Stated goal
Of the lines below, count those containing the word "change". Reply with the number alone.

===== Exercise material

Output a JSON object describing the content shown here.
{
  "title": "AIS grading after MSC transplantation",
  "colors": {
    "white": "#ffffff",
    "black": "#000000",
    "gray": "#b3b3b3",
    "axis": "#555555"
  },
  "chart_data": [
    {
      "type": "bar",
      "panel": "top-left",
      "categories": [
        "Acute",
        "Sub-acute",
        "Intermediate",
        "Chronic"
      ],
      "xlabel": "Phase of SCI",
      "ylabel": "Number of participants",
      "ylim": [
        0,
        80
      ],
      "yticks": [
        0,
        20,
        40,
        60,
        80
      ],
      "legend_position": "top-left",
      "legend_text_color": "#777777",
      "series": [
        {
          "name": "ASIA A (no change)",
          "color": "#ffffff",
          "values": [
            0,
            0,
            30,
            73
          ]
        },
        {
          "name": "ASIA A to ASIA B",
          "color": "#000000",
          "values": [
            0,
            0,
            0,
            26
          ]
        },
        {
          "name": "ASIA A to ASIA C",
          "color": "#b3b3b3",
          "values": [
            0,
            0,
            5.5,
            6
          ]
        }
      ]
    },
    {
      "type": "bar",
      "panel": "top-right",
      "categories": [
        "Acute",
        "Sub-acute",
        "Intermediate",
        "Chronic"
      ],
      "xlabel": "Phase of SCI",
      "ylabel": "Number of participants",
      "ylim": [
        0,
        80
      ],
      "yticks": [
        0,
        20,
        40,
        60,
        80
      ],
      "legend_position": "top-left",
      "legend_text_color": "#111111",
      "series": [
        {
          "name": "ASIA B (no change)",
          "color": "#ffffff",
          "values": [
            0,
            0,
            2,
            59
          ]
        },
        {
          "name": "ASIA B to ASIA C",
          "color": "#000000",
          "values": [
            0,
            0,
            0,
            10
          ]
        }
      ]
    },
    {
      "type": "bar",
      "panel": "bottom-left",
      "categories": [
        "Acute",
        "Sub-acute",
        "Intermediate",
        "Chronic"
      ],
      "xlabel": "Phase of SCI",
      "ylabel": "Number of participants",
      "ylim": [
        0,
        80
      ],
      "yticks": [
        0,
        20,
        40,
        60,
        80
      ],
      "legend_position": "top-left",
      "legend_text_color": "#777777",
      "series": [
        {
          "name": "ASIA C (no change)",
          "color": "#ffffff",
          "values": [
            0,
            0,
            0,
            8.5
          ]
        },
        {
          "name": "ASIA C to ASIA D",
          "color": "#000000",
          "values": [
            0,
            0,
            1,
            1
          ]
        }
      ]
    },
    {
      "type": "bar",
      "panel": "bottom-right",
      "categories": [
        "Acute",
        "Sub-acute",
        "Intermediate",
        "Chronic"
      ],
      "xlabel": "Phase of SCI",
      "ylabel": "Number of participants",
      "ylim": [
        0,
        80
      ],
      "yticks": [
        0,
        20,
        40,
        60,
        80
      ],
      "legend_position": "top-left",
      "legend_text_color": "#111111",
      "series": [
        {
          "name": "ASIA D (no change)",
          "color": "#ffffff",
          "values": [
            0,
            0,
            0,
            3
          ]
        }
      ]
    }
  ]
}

==========

Answer to the task
4